→ Your objective
Select lines where the word "systems" appears.

[Data entries]

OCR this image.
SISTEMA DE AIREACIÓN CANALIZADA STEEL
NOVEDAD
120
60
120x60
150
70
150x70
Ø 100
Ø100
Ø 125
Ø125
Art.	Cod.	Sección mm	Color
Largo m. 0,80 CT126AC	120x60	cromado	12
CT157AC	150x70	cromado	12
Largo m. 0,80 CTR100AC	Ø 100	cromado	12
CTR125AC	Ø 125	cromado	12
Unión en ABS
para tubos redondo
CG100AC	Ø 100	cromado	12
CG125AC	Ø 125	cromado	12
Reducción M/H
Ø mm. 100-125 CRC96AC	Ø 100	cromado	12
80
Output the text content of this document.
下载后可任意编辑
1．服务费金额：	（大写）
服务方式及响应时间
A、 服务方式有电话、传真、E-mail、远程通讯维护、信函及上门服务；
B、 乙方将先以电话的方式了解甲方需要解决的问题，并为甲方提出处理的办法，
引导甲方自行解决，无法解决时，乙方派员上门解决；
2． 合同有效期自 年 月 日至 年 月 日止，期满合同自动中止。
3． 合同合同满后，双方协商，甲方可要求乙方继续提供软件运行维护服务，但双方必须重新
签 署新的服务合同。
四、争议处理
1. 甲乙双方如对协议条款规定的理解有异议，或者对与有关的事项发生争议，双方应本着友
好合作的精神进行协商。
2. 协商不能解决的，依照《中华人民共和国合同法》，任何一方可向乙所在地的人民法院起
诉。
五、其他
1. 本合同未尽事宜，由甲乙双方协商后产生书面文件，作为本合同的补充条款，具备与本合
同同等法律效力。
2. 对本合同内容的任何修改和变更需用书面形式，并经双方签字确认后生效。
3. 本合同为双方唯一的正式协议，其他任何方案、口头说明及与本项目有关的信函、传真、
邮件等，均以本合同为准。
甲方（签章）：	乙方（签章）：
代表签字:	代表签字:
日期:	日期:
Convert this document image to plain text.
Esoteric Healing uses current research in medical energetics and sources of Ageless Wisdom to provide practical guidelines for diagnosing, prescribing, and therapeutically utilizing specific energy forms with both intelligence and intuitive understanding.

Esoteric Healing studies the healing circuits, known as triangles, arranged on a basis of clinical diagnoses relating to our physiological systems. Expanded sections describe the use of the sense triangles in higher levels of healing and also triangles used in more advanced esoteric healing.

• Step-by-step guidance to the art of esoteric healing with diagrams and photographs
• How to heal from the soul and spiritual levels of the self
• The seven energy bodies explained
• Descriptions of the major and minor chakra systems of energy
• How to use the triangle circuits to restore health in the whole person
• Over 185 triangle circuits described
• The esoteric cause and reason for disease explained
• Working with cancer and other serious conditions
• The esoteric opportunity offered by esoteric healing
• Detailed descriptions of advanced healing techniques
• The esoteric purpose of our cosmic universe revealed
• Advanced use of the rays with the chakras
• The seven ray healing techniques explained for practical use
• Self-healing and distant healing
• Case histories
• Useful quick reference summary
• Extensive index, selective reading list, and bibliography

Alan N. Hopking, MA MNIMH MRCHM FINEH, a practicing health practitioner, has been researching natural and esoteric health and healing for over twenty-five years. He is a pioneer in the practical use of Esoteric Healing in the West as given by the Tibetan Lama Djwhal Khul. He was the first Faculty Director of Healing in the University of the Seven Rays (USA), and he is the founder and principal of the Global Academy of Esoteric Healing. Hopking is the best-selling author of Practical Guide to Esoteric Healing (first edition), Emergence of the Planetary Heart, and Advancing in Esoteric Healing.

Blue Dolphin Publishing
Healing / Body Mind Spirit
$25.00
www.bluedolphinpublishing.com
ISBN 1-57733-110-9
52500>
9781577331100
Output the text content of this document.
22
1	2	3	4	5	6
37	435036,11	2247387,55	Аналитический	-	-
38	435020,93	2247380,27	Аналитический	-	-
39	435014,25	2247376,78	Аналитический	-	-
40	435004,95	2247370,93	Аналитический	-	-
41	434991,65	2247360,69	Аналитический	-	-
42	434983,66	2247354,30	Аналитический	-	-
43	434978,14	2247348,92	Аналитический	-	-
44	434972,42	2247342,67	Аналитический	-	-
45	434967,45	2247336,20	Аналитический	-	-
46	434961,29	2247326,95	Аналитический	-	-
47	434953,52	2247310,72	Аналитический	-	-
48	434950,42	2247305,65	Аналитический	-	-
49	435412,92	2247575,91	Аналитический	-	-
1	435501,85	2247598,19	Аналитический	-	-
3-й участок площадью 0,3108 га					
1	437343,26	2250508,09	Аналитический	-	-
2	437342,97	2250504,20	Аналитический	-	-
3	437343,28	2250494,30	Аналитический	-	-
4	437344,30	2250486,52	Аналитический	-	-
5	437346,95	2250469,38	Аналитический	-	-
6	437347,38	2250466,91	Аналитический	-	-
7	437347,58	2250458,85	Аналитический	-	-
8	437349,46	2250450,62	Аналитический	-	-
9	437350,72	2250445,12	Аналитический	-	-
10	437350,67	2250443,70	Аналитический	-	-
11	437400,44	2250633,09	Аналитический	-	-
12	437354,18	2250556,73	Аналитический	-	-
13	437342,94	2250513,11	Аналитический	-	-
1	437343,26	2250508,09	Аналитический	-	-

→ Task output
Esoteric Healing studies the healing circuits, known as triangles, arranged on a basis of clinical diagnoses relating to our physiological systems. Expanded sections describe the use of the sense triangles in higher levels of healing and also triangles used in more advanced esoteric healing.
• Descriptions of the major and minor chakra systems of energy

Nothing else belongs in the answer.